In the data below, find every line that has the string "Scope", and copy it.

> EXERCISE MATERIAL
+-------+

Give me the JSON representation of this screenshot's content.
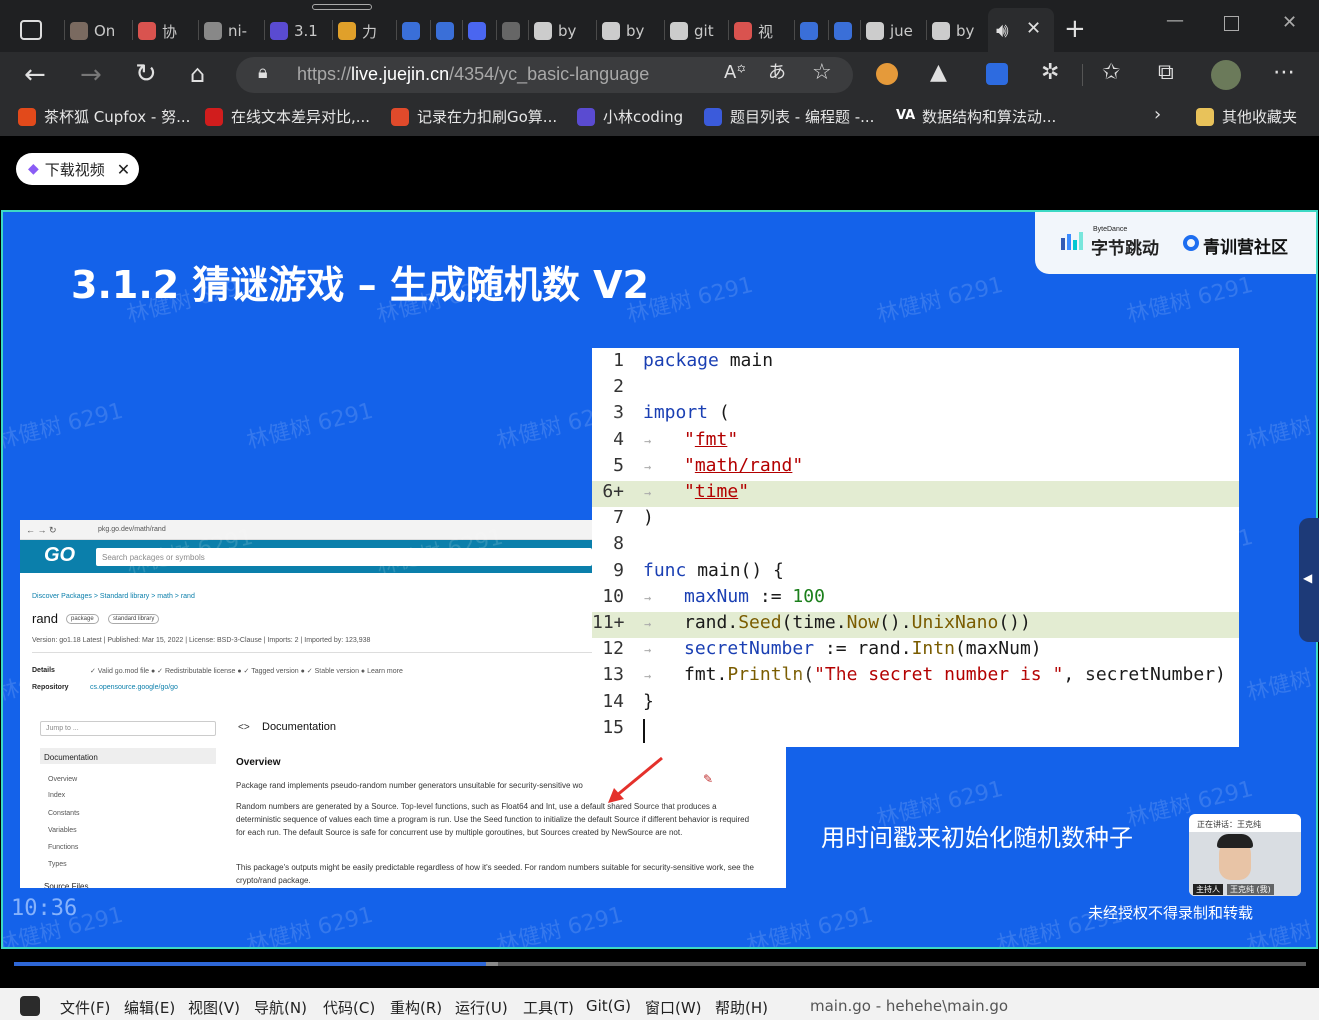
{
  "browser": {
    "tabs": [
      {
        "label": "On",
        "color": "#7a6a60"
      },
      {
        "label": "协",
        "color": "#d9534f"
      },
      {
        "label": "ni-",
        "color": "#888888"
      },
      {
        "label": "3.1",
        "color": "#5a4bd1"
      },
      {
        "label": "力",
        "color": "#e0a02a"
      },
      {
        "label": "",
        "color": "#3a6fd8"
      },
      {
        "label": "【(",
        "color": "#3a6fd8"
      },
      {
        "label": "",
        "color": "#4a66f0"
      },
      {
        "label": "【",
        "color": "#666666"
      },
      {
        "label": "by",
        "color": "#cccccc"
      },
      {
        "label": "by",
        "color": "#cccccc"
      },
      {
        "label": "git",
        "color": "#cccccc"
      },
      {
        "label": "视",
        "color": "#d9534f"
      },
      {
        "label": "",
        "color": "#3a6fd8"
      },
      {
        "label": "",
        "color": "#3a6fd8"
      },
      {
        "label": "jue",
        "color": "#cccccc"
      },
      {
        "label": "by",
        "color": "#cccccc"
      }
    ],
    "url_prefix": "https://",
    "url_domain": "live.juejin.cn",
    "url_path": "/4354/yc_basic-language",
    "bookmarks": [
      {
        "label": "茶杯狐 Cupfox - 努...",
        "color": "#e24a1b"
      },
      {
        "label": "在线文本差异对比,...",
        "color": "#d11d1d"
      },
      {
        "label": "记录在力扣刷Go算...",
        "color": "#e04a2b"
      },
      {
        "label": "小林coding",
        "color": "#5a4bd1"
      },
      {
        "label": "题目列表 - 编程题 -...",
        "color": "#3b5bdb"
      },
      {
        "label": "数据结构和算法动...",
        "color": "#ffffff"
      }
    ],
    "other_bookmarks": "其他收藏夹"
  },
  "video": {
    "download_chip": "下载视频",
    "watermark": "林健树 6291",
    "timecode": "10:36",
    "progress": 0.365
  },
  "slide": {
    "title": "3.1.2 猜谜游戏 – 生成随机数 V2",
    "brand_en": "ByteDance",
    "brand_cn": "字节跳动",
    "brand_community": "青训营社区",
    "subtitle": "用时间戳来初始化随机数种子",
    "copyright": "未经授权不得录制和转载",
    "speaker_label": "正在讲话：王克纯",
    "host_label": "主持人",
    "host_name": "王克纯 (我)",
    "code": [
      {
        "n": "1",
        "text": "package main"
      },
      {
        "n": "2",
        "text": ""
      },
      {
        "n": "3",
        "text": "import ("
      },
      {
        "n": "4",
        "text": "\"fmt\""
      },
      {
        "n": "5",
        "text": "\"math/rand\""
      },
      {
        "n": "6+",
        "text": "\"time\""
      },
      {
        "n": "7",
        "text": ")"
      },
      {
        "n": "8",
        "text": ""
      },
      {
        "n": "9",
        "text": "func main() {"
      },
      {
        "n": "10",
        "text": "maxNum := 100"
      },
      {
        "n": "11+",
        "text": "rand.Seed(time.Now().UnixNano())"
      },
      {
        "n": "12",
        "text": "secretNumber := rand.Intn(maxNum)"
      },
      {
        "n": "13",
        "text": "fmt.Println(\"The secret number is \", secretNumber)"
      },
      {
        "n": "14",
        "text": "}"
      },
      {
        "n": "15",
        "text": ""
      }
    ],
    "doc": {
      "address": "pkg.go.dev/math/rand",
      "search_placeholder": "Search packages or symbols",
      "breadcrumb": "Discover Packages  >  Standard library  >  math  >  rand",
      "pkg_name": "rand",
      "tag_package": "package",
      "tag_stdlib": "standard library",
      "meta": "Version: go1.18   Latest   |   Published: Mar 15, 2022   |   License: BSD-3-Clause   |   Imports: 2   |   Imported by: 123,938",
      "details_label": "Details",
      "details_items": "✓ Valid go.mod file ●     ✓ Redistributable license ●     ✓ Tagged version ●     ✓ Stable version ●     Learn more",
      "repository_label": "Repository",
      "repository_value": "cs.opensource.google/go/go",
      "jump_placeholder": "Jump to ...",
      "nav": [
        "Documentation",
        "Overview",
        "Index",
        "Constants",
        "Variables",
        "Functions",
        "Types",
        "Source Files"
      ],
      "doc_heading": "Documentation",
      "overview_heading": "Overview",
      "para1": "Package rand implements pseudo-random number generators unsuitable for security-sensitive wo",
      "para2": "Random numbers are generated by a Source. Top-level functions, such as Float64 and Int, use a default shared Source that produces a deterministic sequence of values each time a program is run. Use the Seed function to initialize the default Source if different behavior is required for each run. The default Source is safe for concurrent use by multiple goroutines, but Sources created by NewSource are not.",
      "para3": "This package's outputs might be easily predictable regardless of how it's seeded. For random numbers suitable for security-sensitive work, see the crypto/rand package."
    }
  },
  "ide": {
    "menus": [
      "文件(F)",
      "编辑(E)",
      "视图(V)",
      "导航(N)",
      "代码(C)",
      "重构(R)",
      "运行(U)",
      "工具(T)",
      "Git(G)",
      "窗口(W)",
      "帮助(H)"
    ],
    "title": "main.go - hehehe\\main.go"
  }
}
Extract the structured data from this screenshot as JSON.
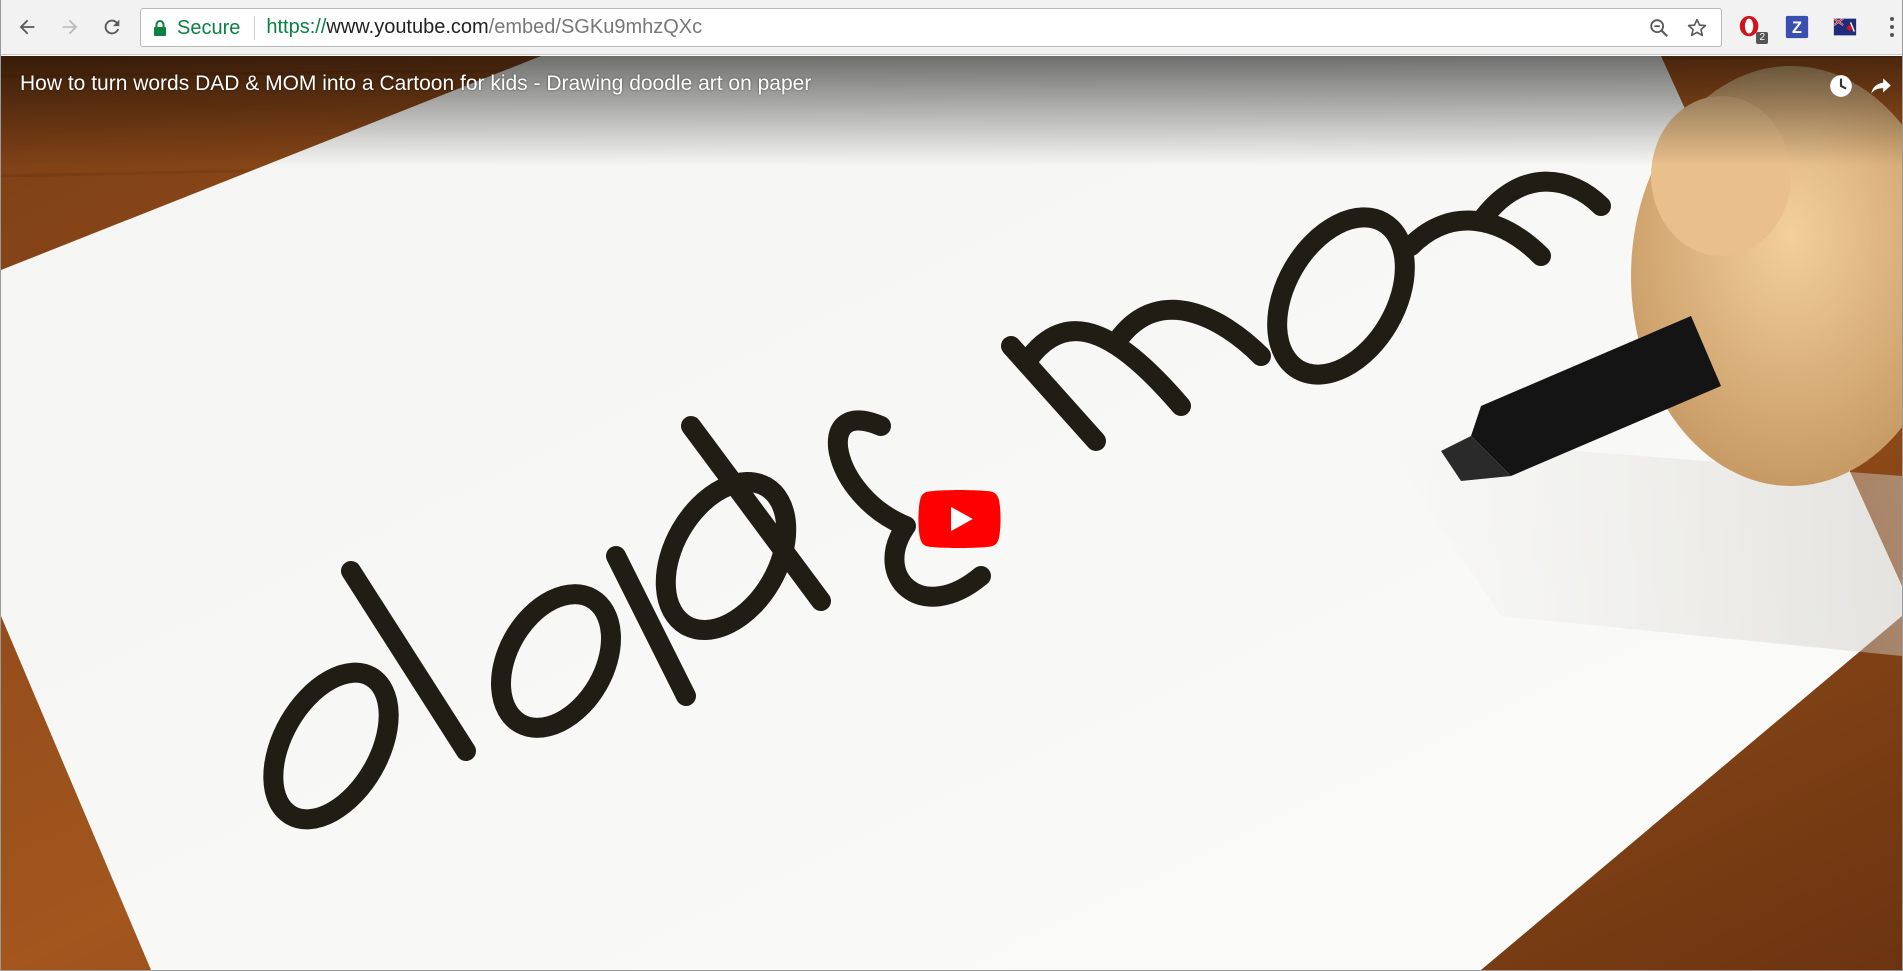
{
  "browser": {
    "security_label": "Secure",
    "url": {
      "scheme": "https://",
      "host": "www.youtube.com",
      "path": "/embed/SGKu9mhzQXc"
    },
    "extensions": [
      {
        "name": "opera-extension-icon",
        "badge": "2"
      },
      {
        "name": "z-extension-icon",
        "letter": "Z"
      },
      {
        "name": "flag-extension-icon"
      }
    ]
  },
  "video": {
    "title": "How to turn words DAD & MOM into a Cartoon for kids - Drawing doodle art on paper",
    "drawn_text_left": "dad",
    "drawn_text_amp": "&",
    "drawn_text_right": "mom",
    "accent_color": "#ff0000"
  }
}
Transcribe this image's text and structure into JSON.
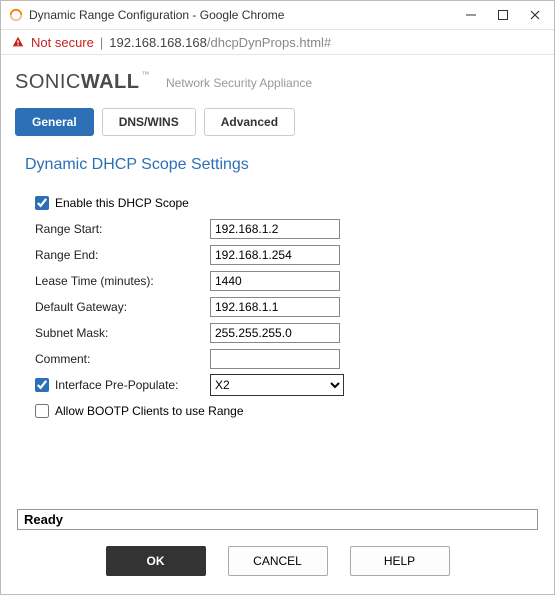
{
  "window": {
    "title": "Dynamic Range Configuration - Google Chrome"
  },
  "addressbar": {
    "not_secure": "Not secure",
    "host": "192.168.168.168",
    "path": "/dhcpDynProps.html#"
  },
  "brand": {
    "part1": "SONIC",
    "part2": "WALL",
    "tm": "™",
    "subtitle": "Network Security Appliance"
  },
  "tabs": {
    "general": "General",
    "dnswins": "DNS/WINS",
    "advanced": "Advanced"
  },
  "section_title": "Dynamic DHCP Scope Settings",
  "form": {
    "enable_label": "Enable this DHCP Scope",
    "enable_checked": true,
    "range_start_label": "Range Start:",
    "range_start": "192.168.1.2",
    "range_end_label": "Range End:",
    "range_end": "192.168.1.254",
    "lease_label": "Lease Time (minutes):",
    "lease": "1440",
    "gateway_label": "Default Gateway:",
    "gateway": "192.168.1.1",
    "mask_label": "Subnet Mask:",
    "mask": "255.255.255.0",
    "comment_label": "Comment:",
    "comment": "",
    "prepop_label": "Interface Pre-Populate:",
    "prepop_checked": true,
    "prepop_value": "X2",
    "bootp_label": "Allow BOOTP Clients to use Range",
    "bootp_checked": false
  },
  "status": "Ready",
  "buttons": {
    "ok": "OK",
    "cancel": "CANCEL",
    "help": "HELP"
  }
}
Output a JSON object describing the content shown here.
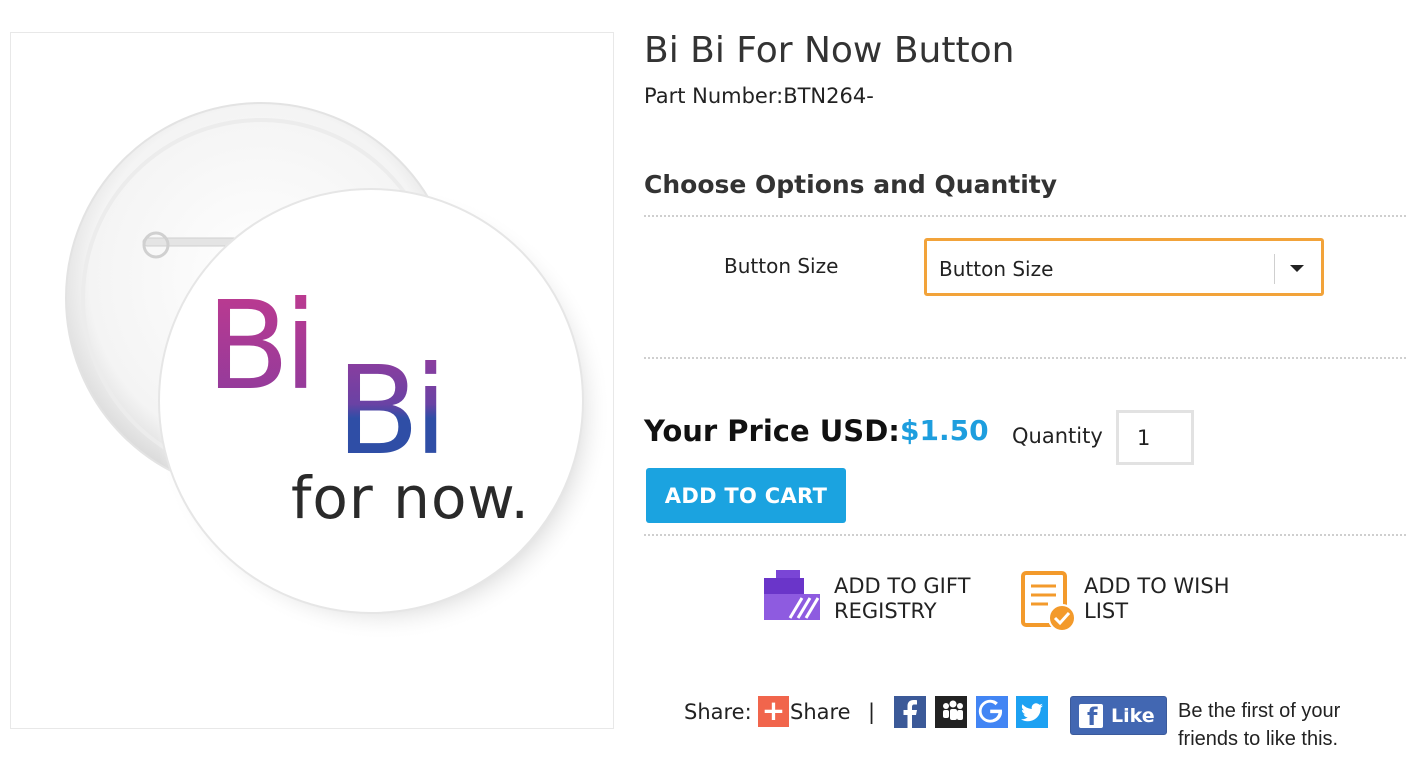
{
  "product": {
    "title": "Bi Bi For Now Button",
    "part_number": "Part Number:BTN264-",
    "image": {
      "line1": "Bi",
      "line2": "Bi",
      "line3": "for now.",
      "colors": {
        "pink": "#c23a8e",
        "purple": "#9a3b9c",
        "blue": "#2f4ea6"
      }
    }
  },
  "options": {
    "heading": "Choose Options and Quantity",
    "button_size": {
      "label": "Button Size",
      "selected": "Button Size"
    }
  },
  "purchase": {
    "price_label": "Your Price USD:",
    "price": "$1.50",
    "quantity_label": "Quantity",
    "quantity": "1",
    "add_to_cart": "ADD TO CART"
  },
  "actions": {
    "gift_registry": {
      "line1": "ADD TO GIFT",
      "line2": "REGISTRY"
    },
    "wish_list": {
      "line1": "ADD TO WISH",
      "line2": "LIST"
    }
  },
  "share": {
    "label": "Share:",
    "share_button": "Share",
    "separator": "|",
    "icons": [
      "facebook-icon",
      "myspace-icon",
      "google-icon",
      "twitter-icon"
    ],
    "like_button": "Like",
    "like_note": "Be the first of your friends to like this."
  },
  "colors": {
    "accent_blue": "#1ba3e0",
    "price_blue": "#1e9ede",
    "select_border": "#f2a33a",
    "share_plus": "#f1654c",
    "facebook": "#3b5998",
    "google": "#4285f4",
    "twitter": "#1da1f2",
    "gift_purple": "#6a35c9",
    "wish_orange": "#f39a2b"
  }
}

+-------+

> TASK SOLUTION
  "section_title": "Dynamic DHCP Scope Settings",
    "enable_label": "Enable this DHCP Scope",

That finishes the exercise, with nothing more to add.